* [WORK INSTRUCTIONS]: Copy the entries below exactly. Images do not belong in the copy.

* [Data items]:
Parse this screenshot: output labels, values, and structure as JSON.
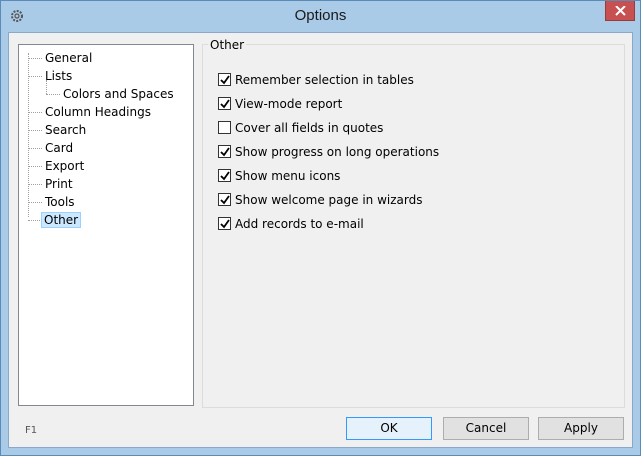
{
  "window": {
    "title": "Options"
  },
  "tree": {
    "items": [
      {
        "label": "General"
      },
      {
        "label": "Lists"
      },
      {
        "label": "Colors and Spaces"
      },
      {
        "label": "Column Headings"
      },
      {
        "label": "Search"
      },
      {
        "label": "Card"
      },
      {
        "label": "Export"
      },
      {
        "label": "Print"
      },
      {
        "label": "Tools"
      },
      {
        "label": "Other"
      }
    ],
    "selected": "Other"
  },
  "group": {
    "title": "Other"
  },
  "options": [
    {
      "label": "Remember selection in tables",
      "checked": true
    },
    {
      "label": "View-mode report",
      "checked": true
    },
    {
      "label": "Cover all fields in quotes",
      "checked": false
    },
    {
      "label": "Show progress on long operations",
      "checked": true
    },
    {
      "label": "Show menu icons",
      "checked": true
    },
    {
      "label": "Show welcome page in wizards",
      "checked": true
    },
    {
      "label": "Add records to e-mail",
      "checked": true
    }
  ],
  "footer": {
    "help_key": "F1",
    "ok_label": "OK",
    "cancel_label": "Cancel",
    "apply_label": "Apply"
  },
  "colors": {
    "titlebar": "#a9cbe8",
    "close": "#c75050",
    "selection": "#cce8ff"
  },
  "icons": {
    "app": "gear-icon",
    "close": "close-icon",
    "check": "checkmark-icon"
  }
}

* [EXERCISE RESULT]:
Parse this screenshot: output labels, values, and structure as JSON.
{
  "window": {
    "title": "Options"
  },
  "tree": {
    "items": [
      {
        "label": "General"
      },
      {
        "label": "Lists"
      },
      {
        "label": "Colors and Spaces"
      },
      {
        "label": "Column Headings"
      },
      {
        "label": "Search"
      },
      {
        "label": "Card"
      },
      {
        "label": "Export"
      },
      {
        "label": "Print"
      },
      {
        "label": "Tools"
      },
      {
        "label": "Other"
      }
    ],
    "selected": "Other"
  },
  "group": {
    "title": "Other"
  },
  "options": [
    {
      "label": "Remember selection in tables",
      "checked": true
    },
    {
      "label": "View-mode report",
      "checked": true
    },
    {
      "label": "Cover all fields in quotes",
      "checked": false
    },
    {
      "label": "Show progress on long operations",
      "checked": true
    },
    {
      "label": "Show menu icons",
      "checked": true
    },
    {
      "label": "Show welcome page in wizards",
      "checked": true
    },
    {
      "label": "Add records to e-mail",
      "checked": true
    }
  ],
  "footer": {
    "help_key": "F1",
    "ok_label": "OK",
    "cancel_label": "Cancel",
    "apply_label": "Apply"
  },
  "colors": {
    "titlebar": "#a9cbe8",
    "close": "#c75050",
    "selection": "#cce8ff"
  },
  "icons": {
    "app": "gear-icon",
    "close": "close-icon",
    "check": "checkmark-icon"
  }
}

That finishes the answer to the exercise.